> Task prompt: Print the lines below verbatim, from the start of the records through the line that contains "485, 147, 502]", including both ends.
**** Data extract
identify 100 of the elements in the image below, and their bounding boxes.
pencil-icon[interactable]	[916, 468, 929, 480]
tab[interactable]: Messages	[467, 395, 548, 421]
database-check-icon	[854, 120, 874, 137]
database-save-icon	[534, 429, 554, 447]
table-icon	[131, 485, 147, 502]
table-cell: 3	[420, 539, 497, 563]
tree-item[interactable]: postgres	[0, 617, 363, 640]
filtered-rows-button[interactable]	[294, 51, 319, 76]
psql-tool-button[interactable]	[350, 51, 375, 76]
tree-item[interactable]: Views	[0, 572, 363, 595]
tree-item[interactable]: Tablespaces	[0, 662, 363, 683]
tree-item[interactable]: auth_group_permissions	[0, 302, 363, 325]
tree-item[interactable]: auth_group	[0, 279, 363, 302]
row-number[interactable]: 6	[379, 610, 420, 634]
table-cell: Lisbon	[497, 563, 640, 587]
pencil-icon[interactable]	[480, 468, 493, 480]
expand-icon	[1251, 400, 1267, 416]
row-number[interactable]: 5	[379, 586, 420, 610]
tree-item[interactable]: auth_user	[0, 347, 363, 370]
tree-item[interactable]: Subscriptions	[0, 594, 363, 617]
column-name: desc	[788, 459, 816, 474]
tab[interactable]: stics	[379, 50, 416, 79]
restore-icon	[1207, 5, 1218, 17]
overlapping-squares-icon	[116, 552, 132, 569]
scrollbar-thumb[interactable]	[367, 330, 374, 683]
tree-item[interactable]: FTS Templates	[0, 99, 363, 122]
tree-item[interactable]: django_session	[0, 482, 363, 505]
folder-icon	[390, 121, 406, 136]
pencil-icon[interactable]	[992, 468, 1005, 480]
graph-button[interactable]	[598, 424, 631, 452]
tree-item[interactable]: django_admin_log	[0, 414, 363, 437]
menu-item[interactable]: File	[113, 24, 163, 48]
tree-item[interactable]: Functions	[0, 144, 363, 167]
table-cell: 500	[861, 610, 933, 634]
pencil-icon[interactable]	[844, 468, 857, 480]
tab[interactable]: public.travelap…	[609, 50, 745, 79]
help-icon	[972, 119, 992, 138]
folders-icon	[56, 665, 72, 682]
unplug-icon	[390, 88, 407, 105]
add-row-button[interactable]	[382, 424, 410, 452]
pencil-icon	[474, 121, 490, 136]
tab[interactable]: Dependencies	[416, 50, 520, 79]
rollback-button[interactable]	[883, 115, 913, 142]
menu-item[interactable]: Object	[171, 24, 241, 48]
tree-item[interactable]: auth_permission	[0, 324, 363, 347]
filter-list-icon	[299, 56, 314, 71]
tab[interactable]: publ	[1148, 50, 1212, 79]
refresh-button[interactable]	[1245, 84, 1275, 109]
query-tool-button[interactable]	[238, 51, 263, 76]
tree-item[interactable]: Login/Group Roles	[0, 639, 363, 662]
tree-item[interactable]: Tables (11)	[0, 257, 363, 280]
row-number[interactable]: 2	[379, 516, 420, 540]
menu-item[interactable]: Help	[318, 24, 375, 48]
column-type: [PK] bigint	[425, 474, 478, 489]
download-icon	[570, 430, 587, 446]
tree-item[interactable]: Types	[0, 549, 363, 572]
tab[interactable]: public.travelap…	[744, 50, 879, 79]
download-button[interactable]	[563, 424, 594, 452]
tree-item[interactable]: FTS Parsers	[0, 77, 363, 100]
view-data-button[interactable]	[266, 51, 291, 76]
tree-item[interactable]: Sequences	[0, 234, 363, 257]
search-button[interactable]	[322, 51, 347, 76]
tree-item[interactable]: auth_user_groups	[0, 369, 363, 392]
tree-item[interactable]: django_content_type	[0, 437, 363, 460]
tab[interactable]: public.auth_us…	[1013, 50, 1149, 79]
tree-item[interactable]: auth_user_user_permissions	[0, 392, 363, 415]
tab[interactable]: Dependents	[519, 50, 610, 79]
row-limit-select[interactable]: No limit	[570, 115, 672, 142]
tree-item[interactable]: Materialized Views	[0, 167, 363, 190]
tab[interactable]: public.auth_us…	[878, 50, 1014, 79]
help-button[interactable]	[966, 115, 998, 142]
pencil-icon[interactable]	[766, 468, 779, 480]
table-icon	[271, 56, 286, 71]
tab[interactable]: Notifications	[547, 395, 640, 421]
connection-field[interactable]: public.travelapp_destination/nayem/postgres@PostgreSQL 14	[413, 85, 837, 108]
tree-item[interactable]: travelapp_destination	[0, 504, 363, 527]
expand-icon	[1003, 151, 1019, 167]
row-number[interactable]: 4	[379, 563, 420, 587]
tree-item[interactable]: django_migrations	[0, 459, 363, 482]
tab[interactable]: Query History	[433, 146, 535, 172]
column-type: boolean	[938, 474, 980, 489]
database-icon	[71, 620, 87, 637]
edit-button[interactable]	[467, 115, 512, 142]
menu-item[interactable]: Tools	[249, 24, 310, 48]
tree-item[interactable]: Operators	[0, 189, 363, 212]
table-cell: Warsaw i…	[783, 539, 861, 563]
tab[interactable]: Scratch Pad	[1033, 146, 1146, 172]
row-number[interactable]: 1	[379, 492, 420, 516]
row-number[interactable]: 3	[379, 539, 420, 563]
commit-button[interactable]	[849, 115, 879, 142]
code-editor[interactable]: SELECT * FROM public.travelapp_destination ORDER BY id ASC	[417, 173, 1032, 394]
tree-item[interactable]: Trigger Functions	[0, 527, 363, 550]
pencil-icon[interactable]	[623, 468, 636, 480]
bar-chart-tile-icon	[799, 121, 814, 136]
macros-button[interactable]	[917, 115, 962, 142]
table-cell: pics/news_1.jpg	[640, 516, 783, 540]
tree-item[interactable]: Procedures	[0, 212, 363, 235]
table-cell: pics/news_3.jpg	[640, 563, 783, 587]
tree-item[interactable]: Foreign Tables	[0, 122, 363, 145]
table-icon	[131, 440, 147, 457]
********
> Written solution:
identify 100 of the elements in the image below, and their bounding boxes.
pencil-icon[interactable]	[916, 468, 929, 480]
tab[interactable]: Messages	[467, 395, 548, 421]
database-check-icon	[854, 120, 874, 137]
database-save-icon	[534, 429, 554, 447]
table-icon	[131, 485, 147, 502]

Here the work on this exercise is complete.